*TO DO*.
For the records below, give the count of lines holding the word "name" and nothing more.

(Data entries for graphics)
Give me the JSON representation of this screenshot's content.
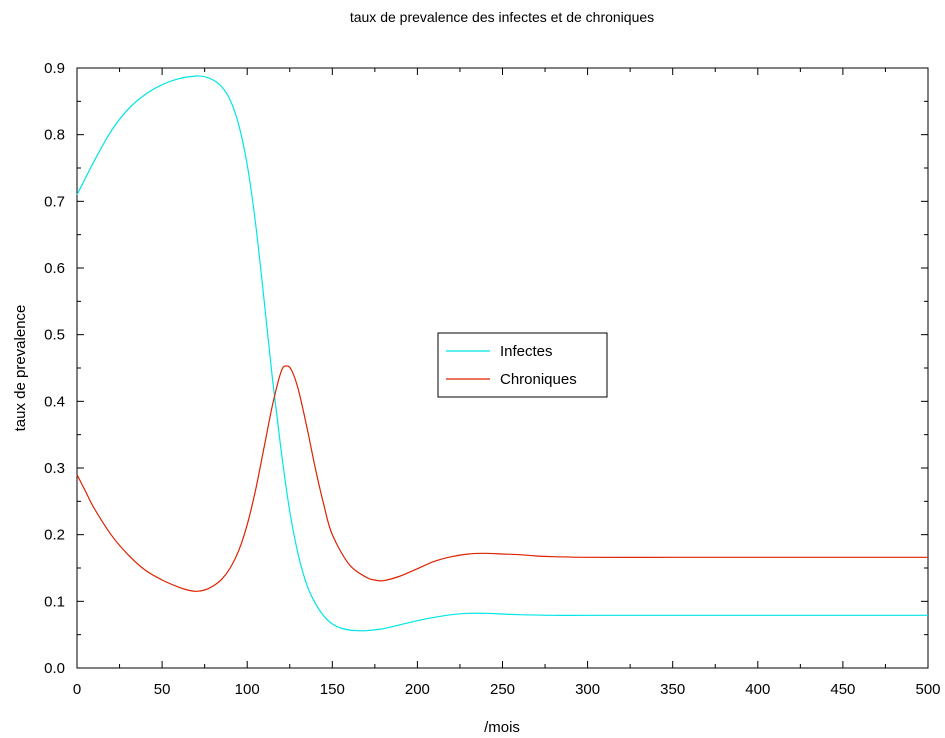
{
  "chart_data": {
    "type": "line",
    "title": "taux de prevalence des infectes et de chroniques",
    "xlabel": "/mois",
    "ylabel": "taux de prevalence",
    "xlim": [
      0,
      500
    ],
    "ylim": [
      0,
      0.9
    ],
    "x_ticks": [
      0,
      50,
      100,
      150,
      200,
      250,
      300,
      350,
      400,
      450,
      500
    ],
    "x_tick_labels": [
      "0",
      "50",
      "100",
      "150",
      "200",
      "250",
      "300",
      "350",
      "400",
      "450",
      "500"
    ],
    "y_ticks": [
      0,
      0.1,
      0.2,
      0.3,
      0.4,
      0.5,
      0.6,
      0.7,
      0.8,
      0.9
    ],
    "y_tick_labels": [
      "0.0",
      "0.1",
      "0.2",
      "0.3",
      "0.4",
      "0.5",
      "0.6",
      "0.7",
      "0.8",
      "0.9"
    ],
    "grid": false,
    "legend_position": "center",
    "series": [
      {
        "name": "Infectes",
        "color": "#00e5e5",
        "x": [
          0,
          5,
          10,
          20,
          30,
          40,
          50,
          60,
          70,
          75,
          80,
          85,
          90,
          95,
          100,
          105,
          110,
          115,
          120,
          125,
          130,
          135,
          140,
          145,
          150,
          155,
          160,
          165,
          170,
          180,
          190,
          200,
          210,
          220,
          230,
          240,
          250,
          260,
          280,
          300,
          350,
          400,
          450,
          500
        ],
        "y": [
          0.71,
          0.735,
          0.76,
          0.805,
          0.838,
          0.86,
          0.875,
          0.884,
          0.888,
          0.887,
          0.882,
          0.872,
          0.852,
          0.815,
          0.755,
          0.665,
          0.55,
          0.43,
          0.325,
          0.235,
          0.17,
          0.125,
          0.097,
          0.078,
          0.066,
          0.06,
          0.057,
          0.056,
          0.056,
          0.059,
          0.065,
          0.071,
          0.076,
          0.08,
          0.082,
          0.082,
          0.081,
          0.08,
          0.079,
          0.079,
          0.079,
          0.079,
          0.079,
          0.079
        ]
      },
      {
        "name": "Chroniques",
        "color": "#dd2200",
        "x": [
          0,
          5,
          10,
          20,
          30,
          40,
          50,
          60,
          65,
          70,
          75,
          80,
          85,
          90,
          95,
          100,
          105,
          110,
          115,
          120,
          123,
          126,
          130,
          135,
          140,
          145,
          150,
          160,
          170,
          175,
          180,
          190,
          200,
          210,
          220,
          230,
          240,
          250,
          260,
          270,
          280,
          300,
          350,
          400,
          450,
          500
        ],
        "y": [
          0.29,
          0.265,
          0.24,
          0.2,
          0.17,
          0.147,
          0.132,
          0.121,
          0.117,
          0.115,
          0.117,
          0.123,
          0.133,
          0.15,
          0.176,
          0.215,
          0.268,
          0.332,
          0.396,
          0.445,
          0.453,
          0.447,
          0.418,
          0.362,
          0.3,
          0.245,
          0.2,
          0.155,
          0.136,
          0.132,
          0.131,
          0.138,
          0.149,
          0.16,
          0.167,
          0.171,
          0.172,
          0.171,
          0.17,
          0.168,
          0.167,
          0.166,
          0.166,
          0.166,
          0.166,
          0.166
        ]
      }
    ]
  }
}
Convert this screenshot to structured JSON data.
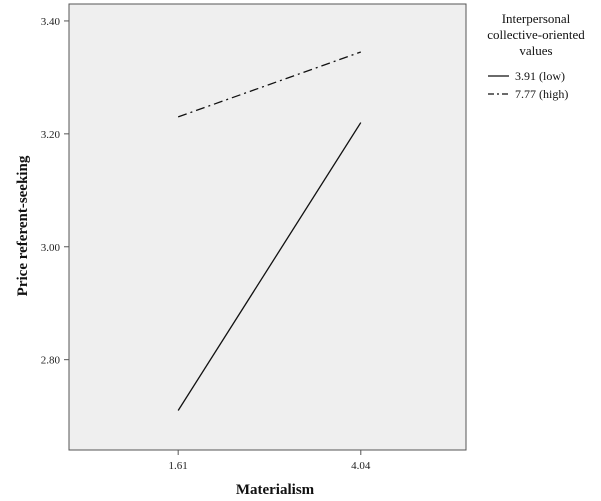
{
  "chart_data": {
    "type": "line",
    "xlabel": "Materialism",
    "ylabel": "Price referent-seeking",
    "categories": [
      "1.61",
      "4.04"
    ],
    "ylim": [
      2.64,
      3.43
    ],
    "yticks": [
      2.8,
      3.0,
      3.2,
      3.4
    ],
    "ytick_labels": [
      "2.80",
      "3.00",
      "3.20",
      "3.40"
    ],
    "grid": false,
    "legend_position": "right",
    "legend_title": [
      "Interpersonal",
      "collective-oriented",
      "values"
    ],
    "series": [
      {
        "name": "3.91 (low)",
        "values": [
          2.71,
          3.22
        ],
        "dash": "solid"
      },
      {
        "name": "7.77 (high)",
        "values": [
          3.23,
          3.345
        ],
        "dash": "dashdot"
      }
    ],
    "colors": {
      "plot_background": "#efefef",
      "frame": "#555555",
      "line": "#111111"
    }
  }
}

*EXPECTED ANSWER*.
4